## TASK DETAILS:
Single out the lines of the material that contain "content" and copy them.

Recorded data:
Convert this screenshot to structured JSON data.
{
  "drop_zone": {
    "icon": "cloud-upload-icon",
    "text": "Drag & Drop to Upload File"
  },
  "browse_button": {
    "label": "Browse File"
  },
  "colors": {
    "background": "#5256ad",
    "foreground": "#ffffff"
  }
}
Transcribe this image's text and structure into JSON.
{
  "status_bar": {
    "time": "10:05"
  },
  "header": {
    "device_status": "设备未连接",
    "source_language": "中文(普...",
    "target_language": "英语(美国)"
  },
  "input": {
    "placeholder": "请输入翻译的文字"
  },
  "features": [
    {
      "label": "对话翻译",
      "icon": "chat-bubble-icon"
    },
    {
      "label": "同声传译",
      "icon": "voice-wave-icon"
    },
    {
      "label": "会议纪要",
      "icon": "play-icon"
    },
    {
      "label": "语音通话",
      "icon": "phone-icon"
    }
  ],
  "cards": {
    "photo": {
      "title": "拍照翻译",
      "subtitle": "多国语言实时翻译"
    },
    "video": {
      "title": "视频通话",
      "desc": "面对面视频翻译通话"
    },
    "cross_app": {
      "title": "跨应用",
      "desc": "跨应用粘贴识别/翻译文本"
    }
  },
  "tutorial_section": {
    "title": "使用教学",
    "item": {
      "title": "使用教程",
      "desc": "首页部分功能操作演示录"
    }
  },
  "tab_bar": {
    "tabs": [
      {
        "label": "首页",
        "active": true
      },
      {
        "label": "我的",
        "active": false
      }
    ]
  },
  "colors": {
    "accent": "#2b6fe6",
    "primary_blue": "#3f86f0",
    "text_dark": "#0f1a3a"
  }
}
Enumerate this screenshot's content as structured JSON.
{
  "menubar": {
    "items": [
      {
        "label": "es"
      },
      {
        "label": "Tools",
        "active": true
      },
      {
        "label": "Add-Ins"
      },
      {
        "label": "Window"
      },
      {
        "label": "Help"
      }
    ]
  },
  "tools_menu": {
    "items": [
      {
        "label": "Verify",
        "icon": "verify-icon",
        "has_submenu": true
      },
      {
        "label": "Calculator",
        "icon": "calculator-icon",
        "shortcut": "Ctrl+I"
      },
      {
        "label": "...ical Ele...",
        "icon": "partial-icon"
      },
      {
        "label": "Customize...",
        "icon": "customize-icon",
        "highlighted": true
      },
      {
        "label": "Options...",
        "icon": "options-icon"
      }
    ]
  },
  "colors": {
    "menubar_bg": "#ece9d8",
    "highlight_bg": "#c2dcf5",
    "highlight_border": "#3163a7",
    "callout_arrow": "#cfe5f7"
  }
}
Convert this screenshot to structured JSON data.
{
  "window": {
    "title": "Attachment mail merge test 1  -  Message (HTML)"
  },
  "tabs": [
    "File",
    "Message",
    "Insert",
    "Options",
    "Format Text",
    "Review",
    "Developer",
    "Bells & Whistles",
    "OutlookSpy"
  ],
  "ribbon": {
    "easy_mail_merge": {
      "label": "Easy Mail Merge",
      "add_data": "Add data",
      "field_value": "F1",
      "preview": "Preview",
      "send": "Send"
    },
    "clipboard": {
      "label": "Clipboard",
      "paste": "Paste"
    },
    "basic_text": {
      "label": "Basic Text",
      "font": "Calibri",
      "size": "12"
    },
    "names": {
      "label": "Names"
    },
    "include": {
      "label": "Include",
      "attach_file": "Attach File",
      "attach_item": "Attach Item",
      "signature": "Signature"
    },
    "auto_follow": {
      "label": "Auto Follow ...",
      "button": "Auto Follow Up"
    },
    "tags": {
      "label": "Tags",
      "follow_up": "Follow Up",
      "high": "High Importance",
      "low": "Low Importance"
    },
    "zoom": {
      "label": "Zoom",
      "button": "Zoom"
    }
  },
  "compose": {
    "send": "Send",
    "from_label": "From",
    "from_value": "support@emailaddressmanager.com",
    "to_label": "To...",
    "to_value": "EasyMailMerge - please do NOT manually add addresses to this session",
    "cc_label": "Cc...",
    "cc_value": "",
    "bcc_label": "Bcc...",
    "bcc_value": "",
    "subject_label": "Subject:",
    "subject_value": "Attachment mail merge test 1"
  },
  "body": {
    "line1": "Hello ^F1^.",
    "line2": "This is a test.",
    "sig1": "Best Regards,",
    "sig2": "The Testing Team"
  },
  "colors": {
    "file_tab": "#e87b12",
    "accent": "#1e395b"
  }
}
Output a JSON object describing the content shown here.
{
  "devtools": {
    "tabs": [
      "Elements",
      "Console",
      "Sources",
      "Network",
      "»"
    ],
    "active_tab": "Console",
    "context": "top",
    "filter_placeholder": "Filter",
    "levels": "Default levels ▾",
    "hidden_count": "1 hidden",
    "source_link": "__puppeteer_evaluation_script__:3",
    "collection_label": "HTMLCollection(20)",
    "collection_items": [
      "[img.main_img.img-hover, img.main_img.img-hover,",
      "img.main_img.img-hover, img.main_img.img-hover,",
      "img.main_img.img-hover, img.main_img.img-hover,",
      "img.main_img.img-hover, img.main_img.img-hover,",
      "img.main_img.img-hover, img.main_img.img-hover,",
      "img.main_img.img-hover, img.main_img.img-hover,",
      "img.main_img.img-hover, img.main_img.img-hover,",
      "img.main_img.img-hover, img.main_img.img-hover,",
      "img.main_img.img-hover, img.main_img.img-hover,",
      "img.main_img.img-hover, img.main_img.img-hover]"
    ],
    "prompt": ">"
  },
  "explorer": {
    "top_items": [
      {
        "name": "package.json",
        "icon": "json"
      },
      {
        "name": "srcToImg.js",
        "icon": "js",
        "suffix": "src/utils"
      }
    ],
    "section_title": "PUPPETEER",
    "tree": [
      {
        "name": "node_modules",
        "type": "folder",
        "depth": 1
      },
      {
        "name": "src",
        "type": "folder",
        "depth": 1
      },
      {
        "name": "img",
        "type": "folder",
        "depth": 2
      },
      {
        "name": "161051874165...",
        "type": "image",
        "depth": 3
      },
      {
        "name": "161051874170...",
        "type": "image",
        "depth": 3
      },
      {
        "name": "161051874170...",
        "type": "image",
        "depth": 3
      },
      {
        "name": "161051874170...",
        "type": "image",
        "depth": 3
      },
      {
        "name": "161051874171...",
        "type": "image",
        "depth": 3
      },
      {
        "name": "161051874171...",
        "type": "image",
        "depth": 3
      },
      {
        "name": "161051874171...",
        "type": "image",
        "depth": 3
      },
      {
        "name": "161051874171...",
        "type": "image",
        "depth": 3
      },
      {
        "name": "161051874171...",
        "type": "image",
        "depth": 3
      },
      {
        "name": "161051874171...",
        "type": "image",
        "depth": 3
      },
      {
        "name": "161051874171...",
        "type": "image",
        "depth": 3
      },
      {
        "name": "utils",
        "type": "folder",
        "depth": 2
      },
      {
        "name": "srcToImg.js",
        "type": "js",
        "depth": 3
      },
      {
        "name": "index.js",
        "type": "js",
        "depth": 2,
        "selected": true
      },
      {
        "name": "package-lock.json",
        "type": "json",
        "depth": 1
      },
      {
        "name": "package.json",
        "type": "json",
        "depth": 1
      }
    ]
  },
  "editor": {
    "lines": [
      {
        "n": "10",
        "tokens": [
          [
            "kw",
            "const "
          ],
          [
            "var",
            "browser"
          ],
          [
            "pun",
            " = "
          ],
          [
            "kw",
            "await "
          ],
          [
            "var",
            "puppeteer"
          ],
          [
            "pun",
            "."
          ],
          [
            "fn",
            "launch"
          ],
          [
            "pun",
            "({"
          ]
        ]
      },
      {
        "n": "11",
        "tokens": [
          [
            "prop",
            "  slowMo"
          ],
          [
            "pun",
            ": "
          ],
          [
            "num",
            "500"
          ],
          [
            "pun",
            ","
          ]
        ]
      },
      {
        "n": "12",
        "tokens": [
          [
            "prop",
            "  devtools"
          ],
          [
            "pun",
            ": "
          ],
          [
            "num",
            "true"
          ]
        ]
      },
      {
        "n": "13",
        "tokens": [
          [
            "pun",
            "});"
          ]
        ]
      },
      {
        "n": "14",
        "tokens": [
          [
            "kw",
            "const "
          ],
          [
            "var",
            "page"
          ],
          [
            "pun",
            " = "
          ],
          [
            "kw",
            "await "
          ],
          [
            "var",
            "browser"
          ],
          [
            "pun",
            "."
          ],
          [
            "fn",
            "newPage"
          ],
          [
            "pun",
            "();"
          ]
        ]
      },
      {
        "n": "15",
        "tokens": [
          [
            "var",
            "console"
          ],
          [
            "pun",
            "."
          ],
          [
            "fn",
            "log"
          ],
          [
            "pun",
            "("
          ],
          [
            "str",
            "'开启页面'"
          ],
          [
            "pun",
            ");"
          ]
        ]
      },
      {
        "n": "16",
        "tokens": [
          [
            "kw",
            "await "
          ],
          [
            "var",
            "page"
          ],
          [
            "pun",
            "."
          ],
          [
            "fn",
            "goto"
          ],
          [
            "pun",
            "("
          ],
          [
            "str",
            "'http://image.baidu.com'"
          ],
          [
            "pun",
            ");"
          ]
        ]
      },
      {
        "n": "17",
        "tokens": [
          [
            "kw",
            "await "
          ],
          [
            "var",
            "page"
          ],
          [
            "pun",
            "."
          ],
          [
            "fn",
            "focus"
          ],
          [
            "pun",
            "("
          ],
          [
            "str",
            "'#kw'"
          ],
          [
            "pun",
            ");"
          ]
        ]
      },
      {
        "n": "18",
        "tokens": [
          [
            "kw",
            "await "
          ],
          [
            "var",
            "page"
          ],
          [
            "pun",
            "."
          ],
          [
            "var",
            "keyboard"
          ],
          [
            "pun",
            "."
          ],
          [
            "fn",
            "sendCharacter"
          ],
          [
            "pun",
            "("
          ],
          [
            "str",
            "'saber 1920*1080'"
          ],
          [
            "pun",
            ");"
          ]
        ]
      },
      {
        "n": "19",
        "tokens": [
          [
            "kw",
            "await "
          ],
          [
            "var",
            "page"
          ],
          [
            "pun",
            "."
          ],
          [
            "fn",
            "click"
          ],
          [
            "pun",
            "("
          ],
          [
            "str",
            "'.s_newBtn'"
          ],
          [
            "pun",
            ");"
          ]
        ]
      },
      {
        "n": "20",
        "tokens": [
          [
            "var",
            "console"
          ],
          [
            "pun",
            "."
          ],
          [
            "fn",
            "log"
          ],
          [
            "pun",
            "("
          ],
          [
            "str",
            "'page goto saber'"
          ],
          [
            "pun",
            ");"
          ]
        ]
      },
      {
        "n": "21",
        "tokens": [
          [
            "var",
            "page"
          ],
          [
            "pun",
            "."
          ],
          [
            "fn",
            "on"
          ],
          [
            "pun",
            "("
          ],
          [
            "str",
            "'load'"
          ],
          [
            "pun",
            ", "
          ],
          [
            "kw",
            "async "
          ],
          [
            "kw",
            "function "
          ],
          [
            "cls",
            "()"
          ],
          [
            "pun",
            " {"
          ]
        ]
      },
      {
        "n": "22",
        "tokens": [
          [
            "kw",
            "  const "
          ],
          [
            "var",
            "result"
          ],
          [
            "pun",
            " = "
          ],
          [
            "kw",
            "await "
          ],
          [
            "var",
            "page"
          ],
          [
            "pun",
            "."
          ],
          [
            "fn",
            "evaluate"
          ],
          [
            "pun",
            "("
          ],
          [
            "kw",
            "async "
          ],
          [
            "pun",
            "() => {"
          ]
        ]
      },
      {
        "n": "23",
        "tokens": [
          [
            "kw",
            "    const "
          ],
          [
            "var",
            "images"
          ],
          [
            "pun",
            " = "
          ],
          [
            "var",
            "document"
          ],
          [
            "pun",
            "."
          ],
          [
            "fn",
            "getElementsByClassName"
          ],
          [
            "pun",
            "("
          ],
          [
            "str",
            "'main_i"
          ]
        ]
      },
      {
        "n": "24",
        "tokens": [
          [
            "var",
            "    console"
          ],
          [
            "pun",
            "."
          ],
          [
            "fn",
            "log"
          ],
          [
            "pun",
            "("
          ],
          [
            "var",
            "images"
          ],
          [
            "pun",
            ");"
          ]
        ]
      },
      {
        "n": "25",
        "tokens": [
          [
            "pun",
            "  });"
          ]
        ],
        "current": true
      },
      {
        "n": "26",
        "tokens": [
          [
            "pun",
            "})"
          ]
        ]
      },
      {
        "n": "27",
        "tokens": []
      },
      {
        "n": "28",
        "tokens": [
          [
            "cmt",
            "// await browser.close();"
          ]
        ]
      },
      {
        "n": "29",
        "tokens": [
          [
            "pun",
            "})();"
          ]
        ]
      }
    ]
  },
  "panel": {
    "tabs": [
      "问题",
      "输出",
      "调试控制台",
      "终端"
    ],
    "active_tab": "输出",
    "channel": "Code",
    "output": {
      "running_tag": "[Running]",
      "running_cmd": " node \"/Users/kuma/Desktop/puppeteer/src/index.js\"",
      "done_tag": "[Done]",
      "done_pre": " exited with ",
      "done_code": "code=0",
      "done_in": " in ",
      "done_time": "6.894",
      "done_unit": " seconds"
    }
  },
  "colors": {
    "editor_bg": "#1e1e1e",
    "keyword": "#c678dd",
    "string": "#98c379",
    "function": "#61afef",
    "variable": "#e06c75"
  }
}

## SOLVED EXERCISE:
Enumerate this screenshot's content as structured JSON.
Output a JSON object describing the content shown here.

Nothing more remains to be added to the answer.